Collected data

++++++++

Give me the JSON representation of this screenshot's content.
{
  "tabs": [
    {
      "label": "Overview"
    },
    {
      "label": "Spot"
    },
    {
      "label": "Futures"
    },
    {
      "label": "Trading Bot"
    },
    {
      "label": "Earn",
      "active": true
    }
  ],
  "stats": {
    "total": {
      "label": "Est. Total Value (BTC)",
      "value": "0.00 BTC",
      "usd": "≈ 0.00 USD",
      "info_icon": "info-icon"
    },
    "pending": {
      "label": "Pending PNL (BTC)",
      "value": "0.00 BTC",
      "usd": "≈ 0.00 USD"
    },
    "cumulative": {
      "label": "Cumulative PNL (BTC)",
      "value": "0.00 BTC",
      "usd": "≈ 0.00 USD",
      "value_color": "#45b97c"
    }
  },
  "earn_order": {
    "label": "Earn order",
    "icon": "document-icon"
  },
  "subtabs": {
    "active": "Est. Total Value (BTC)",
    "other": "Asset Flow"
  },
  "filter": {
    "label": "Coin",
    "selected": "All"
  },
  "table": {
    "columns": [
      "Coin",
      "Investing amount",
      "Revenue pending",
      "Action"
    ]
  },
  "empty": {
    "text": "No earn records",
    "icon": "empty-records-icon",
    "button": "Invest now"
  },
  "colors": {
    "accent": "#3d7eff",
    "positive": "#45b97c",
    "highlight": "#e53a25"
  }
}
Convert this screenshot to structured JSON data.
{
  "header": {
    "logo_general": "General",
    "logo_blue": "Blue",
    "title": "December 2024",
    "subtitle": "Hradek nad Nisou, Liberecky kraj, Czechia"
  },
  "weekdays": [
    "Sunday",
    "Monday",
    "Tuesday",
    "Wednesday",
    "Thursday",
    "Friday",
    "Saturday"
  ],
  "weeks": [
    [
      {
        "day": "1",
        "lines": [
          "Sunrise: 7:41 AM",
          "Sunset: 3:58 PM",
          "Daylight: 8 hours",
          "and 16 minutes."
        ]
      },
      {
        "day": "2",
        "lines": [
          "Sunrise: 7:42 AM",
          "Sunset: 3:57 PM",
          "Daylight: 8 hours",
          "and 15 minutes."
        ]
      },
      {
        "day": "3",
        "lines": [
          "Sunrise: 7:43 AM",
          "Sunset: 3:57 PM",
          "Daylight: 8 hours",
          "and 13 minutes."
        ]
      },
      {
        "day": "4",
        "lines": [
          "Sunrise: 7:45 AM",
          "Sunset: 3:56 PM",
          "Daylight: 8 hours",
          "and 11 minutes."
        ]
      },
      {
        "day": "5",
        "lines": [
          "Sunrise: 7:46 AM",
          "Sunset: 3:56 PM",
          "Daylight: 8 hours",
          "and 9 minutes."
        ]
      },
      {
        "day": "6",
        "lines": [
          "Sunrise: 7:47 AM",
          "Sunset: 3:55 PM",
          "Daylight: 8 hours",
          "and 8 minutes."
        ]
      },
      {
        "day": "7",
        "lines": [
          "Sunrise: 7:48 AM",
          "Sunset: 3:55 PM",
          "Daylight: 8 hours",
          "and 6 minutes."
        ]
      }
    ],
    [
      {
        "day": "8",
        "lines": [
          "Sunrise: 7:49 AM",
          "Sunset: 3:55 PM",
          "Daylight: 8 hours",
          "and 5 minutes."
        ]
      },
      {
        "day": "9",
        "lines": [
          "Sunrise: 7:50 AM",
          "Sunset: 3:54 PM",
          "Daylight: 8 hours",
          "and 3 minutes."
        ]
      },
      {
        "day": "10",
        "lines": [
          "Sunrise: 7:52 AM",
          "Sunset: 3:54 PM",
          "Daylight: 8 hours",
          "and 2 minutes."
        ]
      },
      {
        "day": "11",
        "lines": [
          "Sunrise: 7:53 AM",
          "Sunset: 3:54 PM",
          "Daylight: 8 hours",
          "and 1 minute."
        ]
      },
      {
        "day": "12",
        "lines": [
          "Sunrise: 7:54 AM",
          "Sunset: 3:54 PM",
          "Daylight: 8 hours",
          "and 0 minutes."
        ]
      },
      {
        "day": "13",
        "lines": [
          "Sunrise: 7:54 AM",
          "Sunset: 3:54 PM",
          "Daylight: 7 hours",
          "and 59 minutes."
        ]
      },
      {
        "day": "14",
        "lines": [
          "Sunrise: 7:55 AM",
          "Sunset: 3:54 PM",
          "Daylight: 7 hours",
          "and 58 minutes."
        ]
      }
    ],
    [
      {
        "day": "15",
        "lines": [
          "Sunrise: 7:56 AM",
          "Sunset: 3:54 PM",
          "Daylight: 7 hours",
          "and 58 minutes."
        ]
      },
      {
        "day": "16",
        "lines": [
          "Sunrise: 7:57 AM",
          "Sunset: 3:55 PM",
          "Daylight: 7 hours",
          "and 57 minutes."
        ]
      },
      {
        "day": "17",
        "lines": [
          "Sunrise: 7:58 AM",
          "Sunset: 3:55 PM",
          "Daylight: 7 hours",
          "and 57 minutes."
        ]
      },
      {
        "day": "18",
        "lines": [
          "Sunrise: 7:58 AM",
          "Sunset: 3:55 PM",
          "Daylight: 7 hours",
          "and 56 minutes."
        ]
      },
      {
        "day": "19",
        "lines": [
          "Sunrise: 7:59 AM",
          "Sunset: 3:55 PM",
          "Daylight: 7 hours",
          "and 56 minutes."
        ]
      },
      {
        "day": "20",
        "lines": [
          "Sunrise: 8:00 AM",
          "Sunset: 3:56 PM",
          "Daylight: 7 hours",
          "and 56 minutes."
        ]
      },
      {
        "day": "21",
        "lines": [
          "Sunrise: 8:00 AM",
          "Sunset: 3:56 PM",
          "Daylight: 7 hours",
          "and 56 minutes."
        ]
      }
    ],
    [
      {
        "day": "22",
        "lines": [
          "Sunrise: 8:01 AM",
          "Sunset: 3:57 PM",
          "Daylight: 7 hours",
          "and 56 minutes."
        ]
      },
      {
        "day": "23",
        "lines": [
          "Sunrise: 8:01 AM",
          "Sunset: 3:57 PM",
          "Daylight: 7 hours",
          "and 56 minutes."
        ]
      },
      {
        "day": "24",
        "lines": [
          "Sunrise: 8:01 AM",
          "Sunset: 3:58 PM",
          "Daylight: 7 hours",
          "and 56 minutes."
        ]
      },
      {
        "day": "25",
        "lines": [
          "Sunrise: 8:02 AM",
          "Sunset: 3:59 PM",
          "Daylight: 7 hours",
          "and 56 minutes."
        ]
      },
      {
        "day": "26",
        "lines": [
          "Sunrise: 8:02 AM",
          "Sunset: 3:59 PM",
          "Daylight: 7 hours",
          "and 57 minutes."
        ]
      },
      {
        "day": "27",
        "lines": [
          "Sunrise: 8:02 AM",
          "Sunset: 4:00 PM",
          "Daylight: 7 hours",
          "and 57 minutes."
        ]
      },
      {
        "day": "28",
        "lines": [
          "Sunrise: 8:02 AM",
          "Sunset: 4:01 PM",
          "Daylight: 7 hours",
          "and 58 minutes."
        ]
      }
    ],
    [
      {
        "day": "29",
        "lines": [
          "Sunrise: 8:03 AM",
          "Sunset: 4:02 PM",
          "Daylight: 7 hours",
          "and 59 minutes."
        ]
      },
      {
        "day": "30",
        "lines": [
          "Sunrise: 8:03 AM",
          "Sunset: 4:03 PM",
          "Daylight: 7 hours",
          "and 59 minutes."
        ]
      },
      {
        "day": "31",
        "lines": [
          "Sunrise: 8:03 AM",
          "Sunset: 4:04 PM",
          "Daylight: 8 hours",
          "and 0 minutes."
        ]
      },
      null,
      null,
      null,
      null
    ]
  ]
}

++++++++

• [Problem] Reproduce the entries above in full, verbatim.

• [Correct answer]
Give me the JSON representation of this screenshot's content.
{
  "tabs": [
    {
      "label": "Overview"
    },
    {
      "label": "Spot"
    },
    {
      "label": "Futures"
    },
    {
      "label": "Trading Bot"
    },
    {
      "label": "Earn",
      "active": true
    }
  ],
  "stats": {
    "total": {
      "label": "Est. Total Value (BTC)",
      "value": "0.00 BTC",
      "usd": "≈ 0.00 USD",
      "info_icon": "info-icon"
    },
    "pending": {
      "label": "Pending PNL (BTC)",
      "value": "0.00 BTC",
      "usd": "≈ 0.00 USD"
    },
    "cumulative": {
      "label": "Cumulative PNL (BTC)",
      "value": "0.00 BTC",
      "usd": "≈ 0.00 USD",
      "value_color": "#45b97c"
    }
  },
  "earn_order": {
    "label": "Earn order",
    "icon": "document-icon"
  },
  "subtabs": {
    "active": "Est. Total Value (BTC)",
    "other": "Asset Flow"
  },
  "filter": {
    "label": "Coin",
    "selected": "All"
  },
  "table": {
    "columns": [
      "Coin",
      "Investing amount",
      "Revenue pending",
      "Action"
    ]
  },
  "empty": {
    "text": "No earn records",
    "icon": "empty-records-icon",
    "button": "Invest now"
  },
  "colors": {
    "accent": "#3d7eff",
    "positive": "#45b97c",
    "highlight": "#e53a25"
  }
}
Convert this screenshot to structured JSON data.
{
  "header": {
    "logo_general": "General",
    "logo_blue": "Blue",
    "title": "December 2024",
    "subtitle": "Hradek nad Nisou, Liberecky kraj, Czechia"
  },
  "weekdays": [
    "Sunday",
    "Monday",
    "Tuesday",
    "Wednesday",
    "Thursday",
    "Friday",
    "Saturday"
  ],
  "weeks": [
    [
      {
        "day": "1",
        "lines": [
          "Sunrise: 7:41 AM",
          "Sunset: 3:58 PM",
          "Daylight: 8 hours",
          "and 16 minutes."
        ]
      },
      {
        "day": "2",
        "lines": [
          "Sunrise: 7:42 AM",
          "Sunset: 3:57 PM",
          "Daylight: 8 hours",
          "and 15 minutes."
        ]
      },
      {
        "day": "3",
        "lines": [
          "Sunrise: 7:43 AM",
          "Sunset: 3:57 PM",
          "Daylight: 8 hours",
          "and 13 minutes."
        ]
      },
      {
        "day": "4",
        "lines": [
          "Sunrise: 7:45 AM",
          "Sunset: 3:56 PM",
          "Daylight: 8 hours",
          "and 11 minutes."
        ]
      },
      {
        "day": "5",
        "lines": [
          "Sunrise: 7:46 AM",
          "Sunset: 3:56 PM",
          "Daylight: 8 hours",
          "and 9 minutes."
        ]
      },
      {
        "day": "6",
        "lines": [
          "Sunrise: 7:47 AM",
          "Sunset: 3:55 PM",
          "Daylight: 8 hours",
          "and 8 minutes."
        ]
      },
      {
        "day": "7",
        "lines": [
          "Sunrise: 7:48 AM",
          "Sunset: 3:55 PM",
          "Daylight: 8 hours",
          "and 6 minutes."
        ]
      }
    ],
    [
      {
        "day": "8",
        "lines": [
          "Sunrise: 7:49 AM",
          "Sunset: 3:55 PM",
          "Daylight: 8 hours",
          "and 5 minutes."
        ]
      },
      {
        "day": "9",
        "lines": [
          "Sunrise: 7:50 AM",
          "Sunset: 3:54 PM",
          "Daylight: 8 hours",
          "and 3 minutes."
        ]
      },
      {
        "day": "10",
        "lines": [
          "Sunrise: 7:52 AM",
          "Sunset: 3:54 PM",
          "Daylight: 8 hours",
          "and 2 minutes."
        ]
      },
      {
        "day": "11",
        "lines": [
          "Sunrise: 7:53 AM",
          "Sunset: 3:54 PM",
          "Daylight: 8 hours",
          "and 1 minute."
        ]
      },
      {
        "day": "12",
        "lines": [
          "Sunrise: 7:54 AM",
          "Sunset: 3:54 PM",
          "Daylight: 8 hours",
          "and 0 minutes."
        ]
      },
      {
        "day": "13",
        "lines": [
          "Sunrise: 7:54 AM",
          "Sunset: 3:54 PM",
          "Daylight: 7 hours",
          "and 59 minutes."
        ]
      },
      {
        "day": "14",
        "lines": [
          "Sunrise: 7:55 AM",
          "Sunset: 3:54 PM",
          "Daylight: 7 hours",
          "and 58 minutes."
        ]
      }
    ],
    [
      {
        "day": "15",
        "lines": [
          "Sunrise: 7:56 AM",
          "Sunset: 3:54 PM",
          "Daylight: 7 hours",
          "and 58 minutes."
        ]
      },
      {
        "day": "16",
        "lines": [
          "Sunrise: 7:57 AM",
          "Sunset: 3:55 PM",
          "Daylight: 7 hours",
          "and 57 minutes."
        ]
      },
      {
        "day": "17",
        "lines": [
          "Sunrise: 7:58 AM",
          "Sunset: 3:55 PM",
          "Daylight: 7 hours",
          "and 57 minutes."
        ]
      },
      {
        "day": "18",
        "lines": [
          "Sunrise: 7:58 AM",
          "Sunset: 3:55 PM",
          "Daylight: 7 hours",
          "and 56 minutes."
        ]
      },
      {
        "day": "19",
        "lines": [
          "Sunrise: 7:59 AM",
          "Sunset: 3:55 PM",
          "Daylight: 7 hours",
          "and 56 minutes."
        ]
      },
      {
        "day": "20",
        "lines": [
          "Sunrise: 8:00 AM",
          "Sunset: 3:56 PM",
          "Daylight: 7 hours",
          "and 56 minutes."
        ]
      },
      {
        "day": "21",
        "lines": [
          "Sunrise: 8:00 AM",
          "Sunset: 3:56 PM",
          "Daylight: 7 hours",
          "and 56 minutes."
        ]
      }
    ],
    [
      {
        "day": "22",
        "lines": [
          "Sunrise: 8:01 AM",
          "Sunset: 3:57 PM",
          "Daylight: 7 hours",
          "and 56 minutes."
        ]
      },
      {
        "day": "23",
        "lines": [
          "Sunrise: 8:01 AM",
          "Sunset: 3:57 PM",
          "Daylight: 7 hours",
          "and 56 minutes."
        ]
      },
      {
        "day": "24",
        "lines": [
          "Sunrise: 8:01 AM",
          "Sunset: 3:58 PM",
          "Daylight: 7 hours",
          "and 56 minutes."
        ]
      },
      {
        "day": "25",
        "lines": [
          "Sunrise: 8:02 AM",
          "Sunset: 3:59 PM",
          "Daylight: 7 hours",
          "and 56 minutes."
        ]
      },
      {
        "day": "26",
        "lines": [
          "Sunrise: 8:02 AM",
          "Sunset: 3:59 PM",
          "Daylight: 7 hours",
          "and 57 minutes."
        ]
      },
      {
        "day": "27",
        "lines": [
          "Sunrise: 8:02 AM",
          "Sunset: 4:00 PM",
          "Daylight: 7 hours",
          "and 57 minutes."
        ]
      },
      {
        "day": "28",
        "lines": [
          "Sunrise: 8:02 AM",
          "Sunset: 4:01 PM",
          "Daylight: 7 hours",
          "and 58 minutes."
        ]
      }
    ],
    [
      {
        "day": "29",
        "lines": [
          "Sunrise: 8:03 AM",
          "Sunset: 4:02 PM",
          "Daylight: 7 hours",
          "and 59 minutes."
        ]
      },
      {
        "day": "30",
        "lines": [
          "Sunrise: 8:03 AM",
          "Sunset: 4:03 PM",
          "Daylight: 7 hours",
          "and 59 minutes."
        ]
      },
      {
        "day": "31",
        "lines": [
          "Sunrise: 8:03 AM",
          "Sunset: 4:04 PM",
          "Daylight: 8 hours",
          "and 0 minutes."
        ]
      },
      null,
      null,
      null,
      null
    ]
  ]
}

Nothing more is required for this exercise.